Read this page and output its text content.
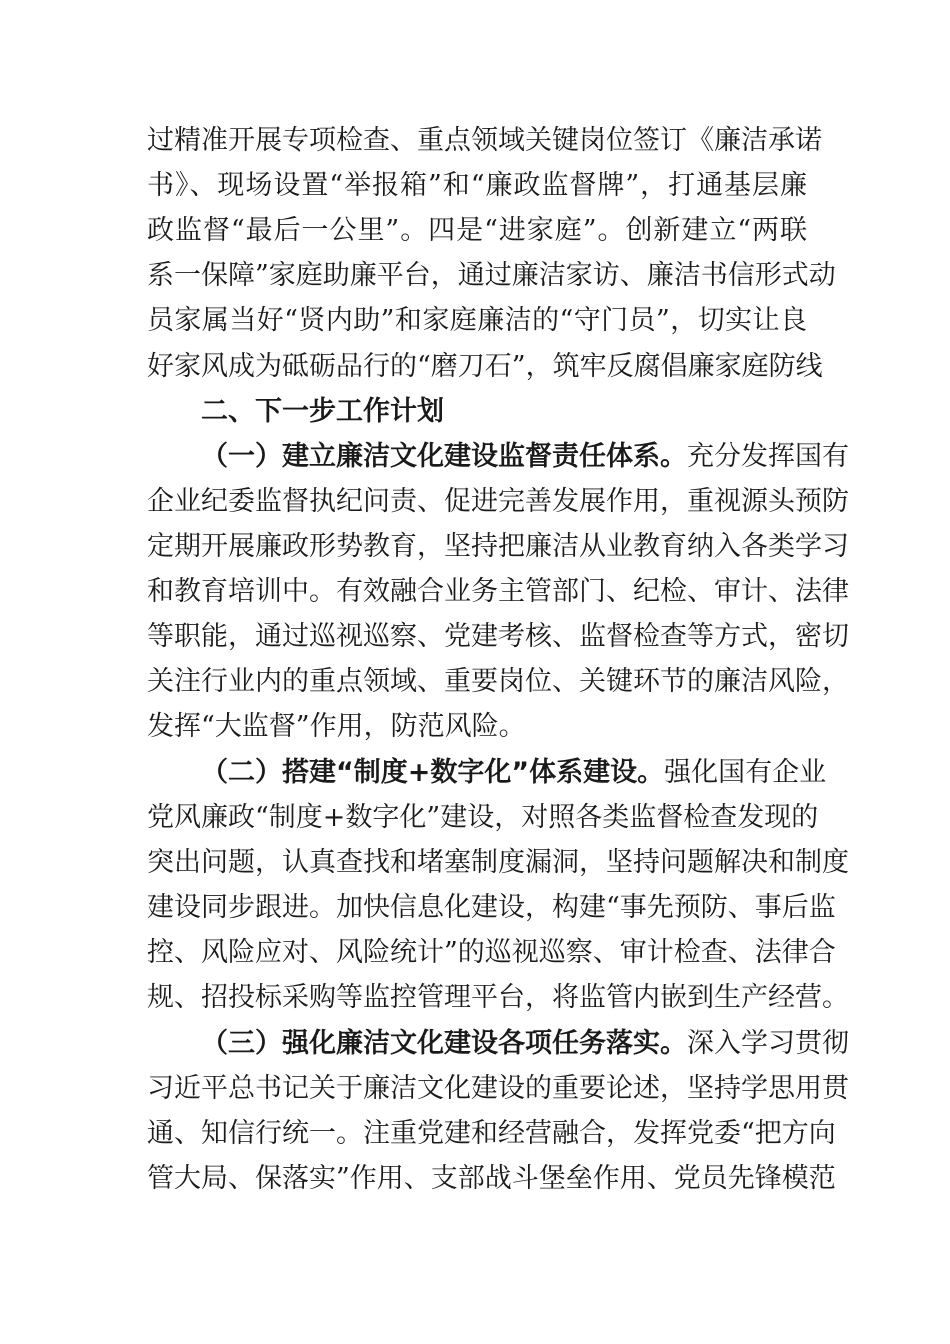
过精准开展专项检查、重点领域关键岗位签订《廉洁承诺
书》、现场设置“举报箱”和“廉政监督牌”，打通基层廉
政监督“最后一公里”。四是“进家庭”。创新建立“两联
系一保障”家庭助廉平台，通过廉洁家访、廉洁书信形式动
员家属当好“贤内助”和家庭廉洁的“守门员”，切实让良
好家风成为砥砺品行的“磨刀石”，筑牢反腐倡廉家庭防线
二、下一步工作计划
（一）建立廉洁文化建设监督责任体系。充分发挥国有
企业纪委监督执纪问责、促进完善发展作用，重视源头预防
定期开展廉政形势教育，坚持把廉洁从业教育纳入各类学习
和教育培训中。有效融合业务主管部门、纪检、审计、法律
等职能，通过巡视巡察、党建考核、监督检查等方式，密切
关注行业内的重点领域、重要岗位、关键环节的廉洁风险，
发挥“大监督”作用，防范风险。
（二）搭建“制度+数字化”体系建设。强化国有企业
党风廉政“制度+数字化”建设，对照各类监督检查发现的
突出问题，认真查找和堵塞制度漏洞，坚持问题解决和制度
建设同步跟进。加快信息化建设，构建“事先预防、事后监
控、风险应对、风险统计”的巡视巡察、审计检查、法律合
规、招投标采购等监控管理平台，将监管内嵌到生产经营。
（三）强化廉洁文化建设各项任务落实。深入学习贯彻
习近平总书记关于廉洁文化建设的重要论述，坚持学思用贯
通、知信行统一。注重党建和经营融合，发挥党委“把方向
管大局、保落实”作用、支部战斗堡垒作用、党员先锋模范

++++++

SET EXERCISE » Reproduce the material word for word. Any pictures should be left out of the copy.

WRITTEN ANSWER »
Read this page and output its text content.
过精准开展专项检查、重点领域关键岗位签订《廉洁承诺
书》、现场设置“举报箱”和“廉政监督牌”，打通基层廉
政监督“最后一公里”。四是“进家庭”。创新建立“两联
系一保障”家庭助廉平台，通过廉洁家访、廉洁书信形式动
员家属当好“贤内助”和家庭廉洁的“守门员”，切实让良
好家风成为砥砺品行的“磨刀石”，筑牢反腐倡廉家庭防线
二、下一步工作计划
（一）建立廉洁文化建设监督责任体系。充分发挥国有
企业纪委监督执纪问责、促进完善发展作用，重视源头预防
定期开展廉政形势教育，坚持把廉洁从业教育纳入各类学习
和教育培训中。有效融合业务主管部门、纪检、审计、法律
等职能，通过巡视巡察、党建考核、监督检查等方式，密切
关注行业内的重点领域、重要岗位、关键环节的廉洁风险，
发挥“大监督”作用，防范风险。
（二）搭建“制度+数字化”体系建设。强化国有企业
党风廉政“制度+数字化”建设，对照各类监督检查发现的
突出问题，认真查找和堵塞制度漏洞，坚持问题解决和制度
建设同步跟进。加快信息化建设，构建“事先预防、事后监
控、风险应对、风险统计”的巡视巡察、审计检查、法律合
规、招投标采购等监控管理平台，将监管内嵌到生产经营。
（三）强化廉洁文化建设各项任务落实。深入学习贯彻
习近平总书记关于廉洁文化建设的重要论述，坚持学思用贯
通、知信行统一。注重党建和经营融合，发挥党委“把方向
管大局、保落实”作用、支部战斗堡垒作用、党员先锋模范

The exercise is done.